--- begin RECORDED INFORMATION ---

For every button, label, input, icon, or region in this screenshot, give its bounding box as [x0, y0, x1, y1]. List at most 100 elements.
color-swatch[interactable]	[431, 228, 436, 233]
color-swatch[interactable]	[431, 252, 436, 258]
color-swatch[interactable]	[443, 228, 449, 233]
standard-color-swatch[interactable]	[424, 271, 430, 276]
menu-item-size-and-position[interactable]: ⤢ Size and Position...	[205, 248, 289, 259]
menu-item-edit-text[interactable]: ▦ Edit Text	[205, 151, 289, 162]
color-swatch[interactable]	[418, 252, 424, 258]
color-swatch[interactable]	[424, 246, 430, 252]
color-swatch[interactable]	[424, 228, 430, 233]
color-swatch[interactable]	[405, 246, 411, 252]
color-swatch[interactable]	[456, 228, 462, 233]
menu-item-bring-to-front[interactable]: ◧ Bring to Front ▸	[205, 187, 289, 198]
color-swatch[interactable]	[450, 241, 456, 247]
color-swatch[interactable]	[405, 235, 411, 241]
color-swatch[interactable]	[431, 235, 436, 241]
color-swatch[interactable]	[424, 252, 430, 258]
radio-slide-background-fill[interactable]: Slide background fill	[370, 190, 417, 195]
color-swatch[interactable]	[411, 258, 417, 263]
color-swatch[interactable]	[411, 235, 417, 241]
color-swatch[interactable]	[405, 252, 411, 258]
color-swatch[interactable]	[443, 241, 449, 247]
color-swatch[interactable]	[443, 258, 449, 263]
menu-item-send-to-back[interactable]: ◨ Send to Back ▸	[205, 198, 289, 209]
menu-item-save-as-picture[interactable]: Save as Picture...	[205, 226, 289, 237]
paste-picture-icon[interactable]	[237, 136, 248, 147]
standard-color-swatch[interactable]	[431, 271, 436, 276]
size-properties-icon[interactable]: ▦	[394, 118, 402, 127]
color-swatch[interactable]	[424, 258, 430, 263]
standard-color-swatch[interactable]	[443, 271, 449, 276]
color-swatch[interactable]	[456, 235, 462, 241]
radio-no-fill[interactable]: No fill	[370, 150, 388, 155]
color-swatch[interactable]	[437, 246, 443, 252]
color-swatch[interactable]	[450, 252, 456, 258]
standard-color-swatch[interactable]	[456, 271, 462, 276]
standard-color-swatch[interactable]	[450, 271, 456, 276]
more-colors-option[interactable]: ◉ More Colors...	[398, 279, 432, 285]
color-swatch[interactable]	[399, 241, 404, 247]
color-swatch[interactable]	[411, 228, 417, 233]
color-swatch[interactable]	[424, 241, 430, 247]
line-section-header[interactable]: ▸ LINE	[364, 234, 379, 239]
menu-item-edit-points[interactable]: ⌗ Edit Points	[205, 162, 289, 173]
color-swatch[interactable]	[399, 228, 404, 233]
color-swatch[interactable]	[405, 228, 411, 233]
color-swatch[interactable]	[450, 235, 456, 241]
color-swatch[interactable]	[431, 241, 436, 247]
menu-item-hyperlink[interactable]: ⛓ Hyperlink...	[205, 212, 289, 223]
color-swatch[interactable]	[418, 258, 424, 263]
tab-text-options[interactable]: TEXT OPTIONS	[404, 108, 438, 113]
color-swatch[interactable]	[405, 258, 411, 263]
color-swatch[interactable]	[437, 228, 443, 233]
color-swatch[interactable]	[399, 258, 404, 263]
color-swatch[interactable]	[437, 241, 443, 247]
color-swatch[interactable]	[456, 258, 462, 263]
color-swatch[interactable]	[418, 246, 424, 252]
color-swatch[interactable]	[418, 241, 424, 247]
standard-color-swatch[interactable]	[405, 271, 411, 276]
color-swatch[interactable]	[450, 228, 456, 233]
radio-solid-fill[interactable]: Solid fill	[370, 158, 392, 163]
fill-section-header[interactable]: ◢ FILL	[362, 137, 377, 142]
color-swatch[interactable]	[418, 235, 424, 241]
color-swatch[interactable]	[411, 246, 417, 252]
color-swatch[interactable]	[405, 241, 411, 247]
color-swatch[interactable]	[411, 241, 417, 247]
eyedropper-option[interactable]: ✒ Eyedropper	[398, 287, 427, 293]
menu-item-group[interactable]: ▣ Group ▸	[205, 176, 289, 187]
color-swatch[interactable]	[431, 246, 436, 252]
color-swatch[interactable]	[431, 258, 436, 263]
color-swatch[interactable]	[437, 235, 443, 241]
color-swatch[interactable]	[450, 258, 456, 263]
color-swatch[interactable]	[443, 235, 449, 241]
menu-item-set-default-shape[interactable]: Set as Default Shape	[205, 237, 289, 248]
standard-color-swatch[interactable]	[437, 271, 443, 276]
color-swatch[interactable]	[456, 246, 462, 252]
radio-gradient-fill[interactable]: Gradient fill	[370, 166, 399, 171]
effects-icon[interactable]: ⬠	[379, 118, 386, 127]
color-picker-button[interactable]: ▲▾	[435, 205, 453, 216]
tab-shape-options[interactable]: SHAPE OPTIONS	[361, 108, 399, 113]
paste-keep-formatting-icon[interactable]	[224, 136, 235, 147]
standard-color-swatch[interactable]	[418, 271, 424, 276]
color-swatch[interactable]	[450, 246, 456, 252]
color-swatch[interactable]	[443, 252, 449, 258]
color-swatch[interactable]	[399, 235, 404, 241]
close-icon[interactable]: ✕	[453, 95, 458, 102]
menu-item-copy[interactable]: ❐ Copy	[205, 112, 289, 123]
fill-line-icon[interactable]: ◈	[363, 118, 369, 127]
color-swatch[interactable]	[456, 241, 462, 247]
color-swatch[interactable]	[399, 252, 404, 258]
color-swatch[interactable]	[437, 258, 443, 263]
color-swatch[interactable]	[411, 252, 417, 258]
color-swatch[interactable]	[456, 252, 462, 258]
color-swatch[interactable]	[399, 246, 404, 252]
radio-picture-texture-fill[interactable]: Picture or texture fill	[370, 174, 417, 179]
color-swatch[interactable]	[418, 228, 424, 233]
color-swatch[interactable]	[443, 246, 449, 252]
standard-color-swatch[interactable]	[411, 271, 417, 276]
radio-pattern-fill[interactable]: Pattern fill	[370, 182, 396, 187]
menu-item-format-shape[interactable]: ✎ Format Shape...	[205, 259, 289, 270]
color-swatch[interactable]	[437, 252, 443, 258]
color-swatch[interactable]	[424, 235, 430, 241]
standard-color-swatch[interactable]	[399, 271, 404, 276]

--- end RECORDED INFORMATION ---

CHALLENGE ::
Identify every row above that contains the string "paste" and copy each of those rows in full. Matching is case-sensitive.

WORKED SOLUTION ::
paste-picture-icon[interactable]	[237, 136, 248, 147]
paste-keep-formatting-icon[interactable]	[224, 136, 235, 147]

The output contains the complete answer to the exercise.